▸ **WORK TO COMPLETE**
Each of the entries should be retyped precisely as it appears.

▸ **SUPPLIED DATA**

+-------+

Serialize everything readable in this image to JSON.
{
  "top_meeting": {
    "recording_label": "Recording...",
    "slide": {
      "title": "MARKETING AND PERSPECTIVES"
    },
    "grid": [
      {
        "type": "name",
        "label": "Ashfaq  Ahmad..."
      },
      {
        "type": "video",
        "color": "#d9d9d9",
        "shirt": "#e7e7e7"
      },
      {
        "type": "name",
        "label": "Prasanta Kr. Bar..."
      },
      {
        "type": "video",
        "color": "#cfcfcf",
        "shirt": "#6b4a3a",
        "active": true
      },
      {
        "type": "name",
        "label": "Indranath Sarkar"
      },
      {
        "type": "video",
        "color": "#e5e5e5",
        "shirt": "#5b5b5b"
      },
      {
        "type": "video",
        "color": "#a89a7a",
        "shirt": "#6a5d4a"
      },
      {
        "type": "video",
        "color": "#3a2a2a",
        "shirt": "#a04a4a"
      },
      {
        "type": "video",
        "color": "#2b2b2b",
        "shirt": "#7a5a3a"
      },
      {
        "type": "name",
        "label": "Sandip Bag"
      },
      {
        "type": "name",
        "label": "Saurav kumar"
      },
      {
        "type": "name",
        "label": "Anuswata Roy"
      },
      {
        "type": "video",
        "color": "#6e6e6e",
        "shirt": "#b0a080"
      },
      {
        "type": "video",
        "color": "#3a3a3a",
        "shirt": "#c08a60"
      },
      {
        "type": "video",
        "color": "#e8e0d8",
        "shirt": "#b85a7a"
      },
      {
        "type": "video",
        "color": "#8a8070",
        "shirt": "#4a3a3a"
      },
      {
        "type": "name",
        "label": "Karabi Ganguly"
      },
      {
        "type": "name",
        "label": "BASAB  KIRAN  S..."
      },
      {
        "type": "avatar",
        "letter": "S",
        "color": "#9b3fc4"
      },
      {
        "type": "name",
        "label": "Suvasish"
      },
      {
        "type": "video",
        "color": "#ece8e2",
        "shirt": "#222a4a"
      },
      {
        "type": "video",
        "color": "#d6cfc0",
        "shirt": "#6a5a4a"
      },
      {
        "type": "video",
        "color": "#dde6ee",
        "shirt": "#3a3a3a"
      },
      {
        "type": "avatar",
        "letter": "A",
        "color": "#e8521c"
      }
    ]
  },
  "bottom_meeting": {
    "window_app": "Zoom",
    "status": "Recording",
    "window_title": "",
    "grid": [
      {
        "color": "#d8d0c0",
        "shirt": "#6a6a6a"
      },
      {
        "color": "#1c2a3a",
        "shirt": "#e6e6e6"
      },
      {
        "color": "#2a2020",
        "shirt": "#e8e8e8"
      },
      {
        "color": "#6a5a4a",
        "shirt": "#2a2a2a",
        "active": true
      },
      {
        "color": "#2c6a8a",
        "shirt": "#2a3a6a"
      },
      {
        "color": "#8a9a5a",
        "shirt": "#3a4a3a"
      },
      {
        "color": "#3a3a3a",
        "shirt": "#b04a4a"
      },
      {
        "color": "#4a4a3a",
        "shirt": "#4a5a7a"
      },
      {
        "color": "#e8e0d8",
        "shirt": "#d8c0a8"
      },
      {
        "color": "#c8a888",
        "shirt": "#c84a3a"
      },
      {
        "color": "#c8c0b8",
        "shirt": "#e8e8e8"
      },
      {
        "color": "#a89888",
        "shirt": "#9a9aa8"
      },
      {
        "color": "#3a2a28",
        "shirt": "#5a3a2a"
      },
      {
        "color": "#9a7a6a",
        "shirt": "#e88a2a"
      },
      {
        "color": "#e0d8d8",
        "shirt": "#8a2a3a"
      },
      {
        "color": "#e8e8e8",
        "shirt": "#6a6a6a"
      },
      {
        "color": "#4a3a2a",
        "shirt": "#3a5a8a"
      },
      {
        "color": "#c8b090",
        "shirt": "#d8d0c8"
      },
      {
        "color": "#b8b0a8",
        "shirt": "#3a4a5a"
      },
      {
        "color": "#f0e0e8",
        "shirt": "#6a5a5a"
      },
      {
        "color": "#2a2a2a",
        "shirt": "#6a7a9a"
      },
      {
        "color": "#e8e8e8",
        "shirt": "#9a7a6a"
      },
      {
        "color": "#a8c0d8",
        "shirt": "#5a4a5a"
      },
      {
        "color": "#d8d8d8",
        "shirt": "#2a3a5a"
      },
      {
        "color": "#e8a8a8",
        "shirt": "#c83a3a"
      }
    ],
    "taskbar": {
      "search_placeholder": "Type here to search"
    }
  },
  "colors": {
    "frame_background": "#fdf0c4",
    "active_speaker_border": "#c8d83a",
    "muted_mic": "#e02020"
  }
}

+-------+

▸ **RESPONSE TO THIS EXERCISE**
Serialize everything readable in this image to JSON.
{
  "top_meeting": {
    "recording_label": "Recording...",
    "slide": {
      "title": "MARKETING AND PERSPECTIVES"
    },
    "grid": [
      {
        "type": "name",
        "label": "Ashfaq  Ahmad..."
      },
      {
        "type": "video",
        "color": "#d9d9d9",
        "shirt": "#e7e7e7"
      },
      {
        "type": "name",
        "label": "Prasanta Kr. Bar..."
      },
      {
        "type": "video",
        "color": "#cfcfcf",
        "shirt": "#6b4a3a",
        "active": true
      },
      {
        "type": "name",
        "label": "Indranath Sarkar"
      },
      {
        "type": "video",
        "color": "#e5e5e5",
        "shirt": "#5b5b5b"
      },
      {
        "type": "video",
        "color": "#a89a7a",
        "shirt": "#6a5d4a"
      },
      {
        "type": "video",
        "color": "#3a2a2a",
        "shirt": "#a04a4a"
      },
      {
        "type": "video",
        "color": "#2b2b2b",
        "shirt": "#7a5a3a"
      },
      {
        "type": "name",
        "label": "Sandip Bag"
      },
      {
        "type": "name",
        "label": "Saurav kumar"
      },
      {
        "type": "name",
        "label": "Anuswata Roy"
      },
      {
        "type": "video",
        "color": "#6e6e6e",
        "shirt": "#b0a080"
      },
      {
        "type": "video",
        "color": "#3a3a3a",
        "shirt": "#c08a60"
      },
      {
        "type": "video",
        "color": "#e8e0d8",
        "shirt": "#b85a7a"
      },
      {
        "type": "video",
        "color": "#8a8070",
        "shirt": "#4a3a3a"
      },
      {
        "type": "name",
        "label": "Karabi Ganguly"
      },
      {
        "type": "name",
        "label": "BASAB  KIRAN  S..."
      },
      {
        "type": "avatar",
        "letter": "S",
        "color": "#9b3fc4"
      },
      {
        "type": "name",
        "label": "Suvasish"
      },
      {
        "type": "video",
        "color": "#ece8e2",
        "shirt": "#222a4a"
      },
      {
        "type": "video",
        "color": "#d6cfc0",
        "shirt": "#6a5a4a"
      },
      {
        "type": "video",
        "color": "#dde6ee",
        "shirt": "#3a3a3a"
      },
      {
        "type": "avatar",
        "letter": "A",
        "color": "#e8521c"
      }
    ]
  },
  "bottom_meeting": {
    "window_app": "Zoom",
    "status": "Recording",
    "window_title": "",
    "grid": [
      {
        "color": "#d8d0c0",
        "shirt": "#6a6a6a"
      },
      {
        "color": "#1c2a3a",
        "shirt": "#e6e6e6"
      },
      {
        "color": "#2a2020",
        "shirt": "#e8e8e8"
      },
      {
        "color": "#6a5a4a",
        "shirt": "#2a2a2a",
        "active": true
      },
      {
        "color": "#2c6a8a",
        "shirt": "#2a3a6a"
      },
      {
        "color": "#8a9a5a",
        "shirt": "#3a4a3a"
      },
      {
        "color": "#3a3a3a",
        "shirt": "#b04a4a"
      },
      {
        "color": "#4a4a3a",
        "shirt": "#4a5a7a"
      },
      {
        "color": "#e8e0d8",
        "shirt": "#d8c0a8"
      },
      {
        "color": "#c8a888",
        "shirt": "#c84a3a"
      },
      {
        "color": "#c8c0b8",
        "shirt": "#e8e8e8"
      },
      {
        "color": "#a89888",
        "shirt": "#9a9aa8"
      },
      {
        "color": "#3a2a28",
        "shirt": "#5a3a2a"
      },
      {
        "color": "#9a7a6a",
        "shirt": "#e88a2a"
      },
      {
        "color": "#e0d8d8",
        "shirt": "#8a2a3a"
      },
      {
        "color": "#e8e8e8",
        "shirt": "#6a6a6a"
      },
      {
        "color": "#4a3a2a",
        "shirt": "#3a5a8a"
      },
      {
        "color": "#c8b090",
        "shirt": "#d8d0c8"
      },
      {
        "color": "#b8b0a8",
        "shirt": "#3a4a5a"
      },
      {
        "color": "#f0e0e8",
        "shirt": "#6a5a5a"
      },
      {
        "color": "#2a2a2a",
        "shirt": "#6a7a9a"
      },
      {
        "color": "#e8e8e8",
        "shirt": "#9a7a6a"
      },
      {
        "color": "#a8c0d8",
        "shirt": "#5a4a5a"
      },
      {
        "color": "#d8d8d8",
        "shirt": "#2a3a5a"
      },
      {
        "color": "#e8a8a8",
        "shirt": "#c83a3a"
      }
    ],
    "taskbar": {
      "search_placeholder": "Type here to search"
    }
  },
  "colors": {
    "frame_background": "#fdf0c4",
    "active_speaker_border": "#c8d83a",
    "muted_mic": "#e02020"
  }
}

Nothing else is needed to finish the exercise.